What is required:
Copy out all lines that carry the word "Número".

_ _ _ _

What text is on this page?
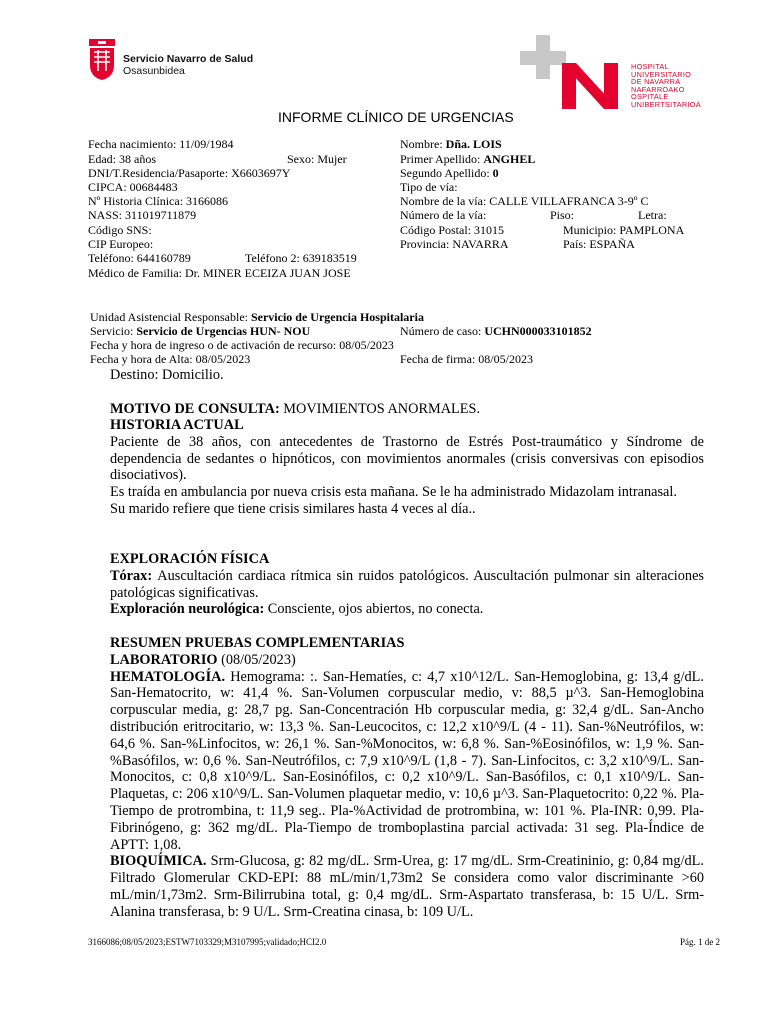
Servicio Navarro de Salud
Osasunbidea	HOSPITAL
UNIVERSITARIO
DE NAVARRA
NAFARROAKO
OSPITALE
UNIBERTSITARIOA
INFORME CLÍNICO DE URGENCIAS
Fecha nacimiento: 11/09/1984
Edad: 38 años	Sexo: Mujer
DNI/T.Residencia/Pasaporte: X6603697Y
CIPCA: 00684483
Nº Historia Clínica: 3166086
NASS: 311019711879
Código SNS:
CIP Europeo:
Teléfono: 644160789	Teléfono 2: 639183519
Médico de Familia: Dr. MINER ECEIZA JUAN JOSE
Nombre: Dña. LOIS
Primer Apellido: ANGHEL
Segundo Apellido: 0
Tipo de vía:
Nombre de la vía: CALLE VILLAFRANCA 3-9º C
Número de la vía:	Piso:	Letra:
Código Postal: 31015	Municipio: PAMPLONA
Provincia: NAVARRA	País: ESPAÑA
Unidad Asistencial Responsable: Servicio de Urgencia Hospitalaria
Servicio: Servicio de Urgencias HUN- NOU	Número de caso: UCHN000033101852
Fecha y hora de ingreso o de activación de recurso: 08/05/2023
Fecha y hora de Alta: 08/05/2023	Fecha de firma: 08/05/2023
Destino: Domicilio.
MOTIVO DE CONSULTA: MOVIMIENTOS ANORMALES.
HISTORIA ACTUAL

Paciente de 38 años, con antecedentes de Trastorno de Estrés Post-traumático y Síndrome de dependencia de sedantes o hipnóticos, con movimientos anormales (crisis conversivas con episodios disociativos).

Es traída en ambulancia por nueva crisis esta mañana. Se le ha administrado Midazolam intranasal.

Su marido refiere que tiene crisis similares hasta 4 veces al día..

EXPLORACIÓN FÍSICA

Tórax: Auscultación cardiaca rítmica sin ruidos patológicos. Auscultación pulmonar sin alteraciones patológicas significativas.

Exploración neurológica: Consciente, ojos abiertos, no conecta.

RESUMEN PRUEBAS COMPLEMENTARIAS
LABORATORIO (08/05/2023)

HEMATOLOGÍA. Hemograma: :. San-Hematíes, c: 4,7 x10^12/L. San-Hemoglobina, g: 13,4 g/dL. San-Hematocrito, w: 41,4 %. San-Volumen corpuscular medio, v: 88,5 µ^3. San-Hemoglobina corpuscular media, g: 28,7 pg. San-Concentración Hb corpuscular media, g: 32,4 g/dL. San-Ancho distribución eritrocitario, w: 13,3 %. San-Leucocitos, c: 12,2 x10^9/L (4 - 11). San-%Neutrófilos, w: 64,6 %. San-%Linfocitos, w: 26,1 %. San-%Monocitos, w: 6,8 %. San-%Eosinófilos, w: 1,9 %. San-%Basófilos, w: 0,6 %. San-Neutrófilos, c: 7,9 x10^9/L (1,8 - 7). San-Linfocitos, c: 3,2 x10^9/L. San-Monocitos, c: 0,8 x10^9/L. San-Eosinófilos, c: 0,2 x10^9/L. San-Basófilos, c: 0,1 x10^9/L. San-Plaquetas, c: 206 x10^9/L. San-Volumen plaquetar medio, v: 10,6 µ^3. San-Plaquetocrito: 0,22 %. Pla-Tiempo de protrombina, t: 11,9 seg.. Pla-%Actividad de protrombina, w: 101 %. Pla-INR: 0,99. Pla-Fibrinógeno, g: 362 mg/dL. Pla-Tiempo de tromboplastina parcial activada: 31 seg. Pla-Índice de APTT: 1,08.

BIOQUÍMICA. Srm-Glucosa, g: 82 mg/dL. Srm-Urea, g: 17 mg/dL. Srm-Creatininio, g: 0,84 mg/dL. Filtrado Glomerular CKD-EPI: 88 mL/min/1,73m2 Se considera como valor discriminante >60 mL/min/1,73m2. Srm-Bilirrubina total, g: 0,4 mg/dL. Srm-Aspartato transferasa, b: 15 U/L. Srm-Alanina transferasa, b: 9 U/L. Srm-Creatina cinasa, b: 109 U/L.

3166086;08/05/2023;ESTW7103329;M3107995;validado;HCI2.0	Pág. 1 de 2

_ _ _ _

Finished task:
Número de la vía:	Piso:	Letra:
Servicio: Servicio de Urgencias HUN- NOU	Número de caso: UCHN000033101852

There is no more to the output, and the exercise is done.